▸ Written exercise:
Report only the number of lines in this material that include "values".

▸ Input material:
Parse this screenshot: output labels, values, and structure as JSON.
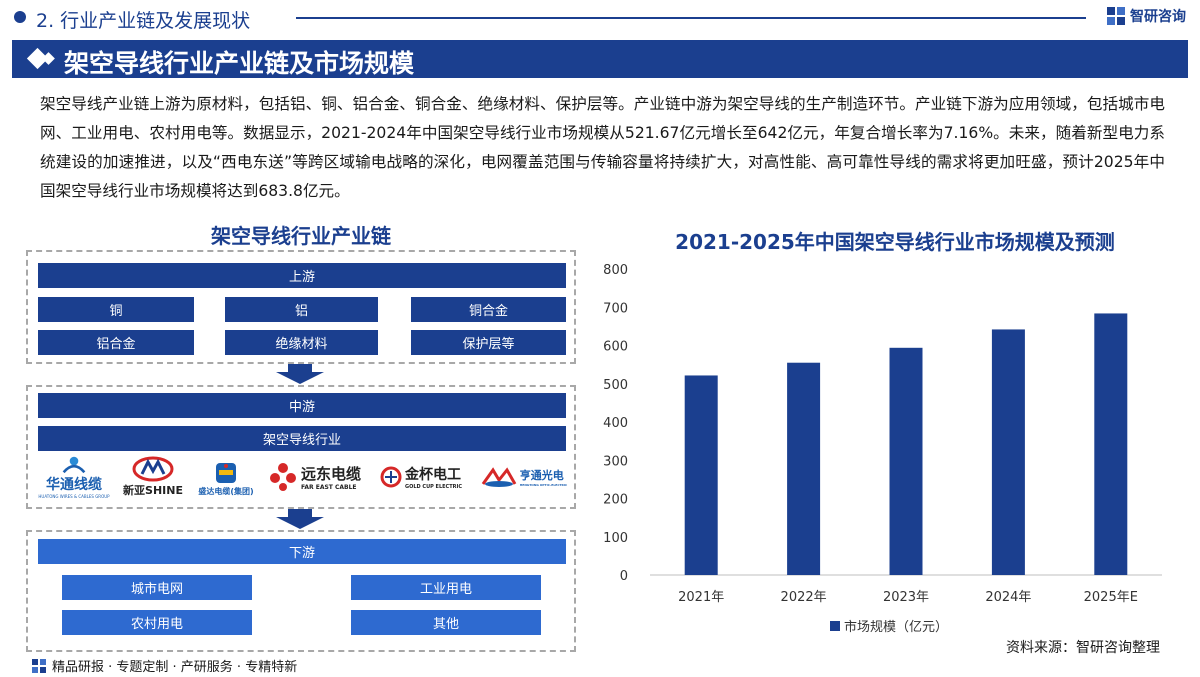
{
  "header": {
    "section_label": "2. 行业产业链及发展现状",
    "brand_name": "智研咨询"
  },
  "title_bar": {
    "title": "架空导线行业产业链及市场规模"
  },
  "intro": {
    "text": "架空导线产业链上游为原材料，包括铝、铜、铝合金、铜合金、绝缘材料、保护层等。产业链中游为架空导线的生产制造环节。产业链下游为应用领域，包括城市电网、工业用电、农村用电等。数据显示，2021-2024年中国架空导线行业市场规模从521.67亿元增长至642亿元，年复合增长率为7.16%。未来，随着新型电力系统建设的加速推进，以及“西电东送”等跨区域输电战略的深化，电网覆盖范围与传输容量将持续扩大，对高性能、高可靠性导线的需求将更加旺盛，预计2025年中国架空导线行业市场规模将达到683.8亿元。"
  },
  "industry_chain": {
    "title": "架空导线行业产业链",
    "upstream": {
      "label": "上游",
      "items": [
        "铜",
        "铝",
        "铜合金",
        "铝合金",
        "绝缘材料",
        "保护层等"
      ]
    },
    "midstream": {
      "label": "中游",
      "sub_label": "架空导线行业",
      "logos": [
        {
          "name": "华通线缆",
          "sub": "HUATONG WIRES & CABLES GROUP",
          "color": "#1b5fb0"
        },
        {
          "name": "新亚SHINE",
          "sub": "",
          "color": "#222222"
        },
        {
          "name": "盛达电缆(集团)",
          "sub": "",
          "color": "#1b5fb0"
        },
        {
          "name": "远东电缆",
          "sub": "FAR EAST CABLE",
          "color": "#222222"
        },
        {
          "name": "金杯电工",
          "sub": "GOLD CUP ELECTRIC",
          "color": "#222222"
        },
        {
          "name": "亨通光电",
          "sub": "HENGTONG OPTIC-ELECTRIC",
          "color": "#1b5fb0"
        }
      ]
    },
    "downstream": {
      "label": "下游",
      "items": [
        "城市电网",
        "工业用电",
        "农村用电",
        "其他"
      ]
    }
  },
  "chart_data": {
    "type": "bar",
    "title": "2021-2025年中国架空导线行业市场规模及预测",
    "categories": [
      "2021年",
      "2022年",
      "2023年",
      "2024年",
      "2025年E"
    ],
    "series": [
      {
        "name": "市场规模（亿元）",
        "values": [
          521.67,
          555,
          594,
          642,
          683.8
        ],
        "color": "#1b3f8f"
      }
    ],
    "ylim": [
      0,
      800
    ],
    "yticks": [
      0,
      100,
      200,
      300,
      400,
      500,
      600,
      700,
      800
    ],
    "grid": false,
    "legend": "bottom"
  },
  "footer": {
    "source": "资料来源：智研咨询整理",
    "services": "精品研报 · 专题定制 · 产研服务 · 专精特新"
  },
  "colors": {
    "primary": "#1b3f8f",
    "bar": "#1b3f8f"
  }
}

▸ The answer:
2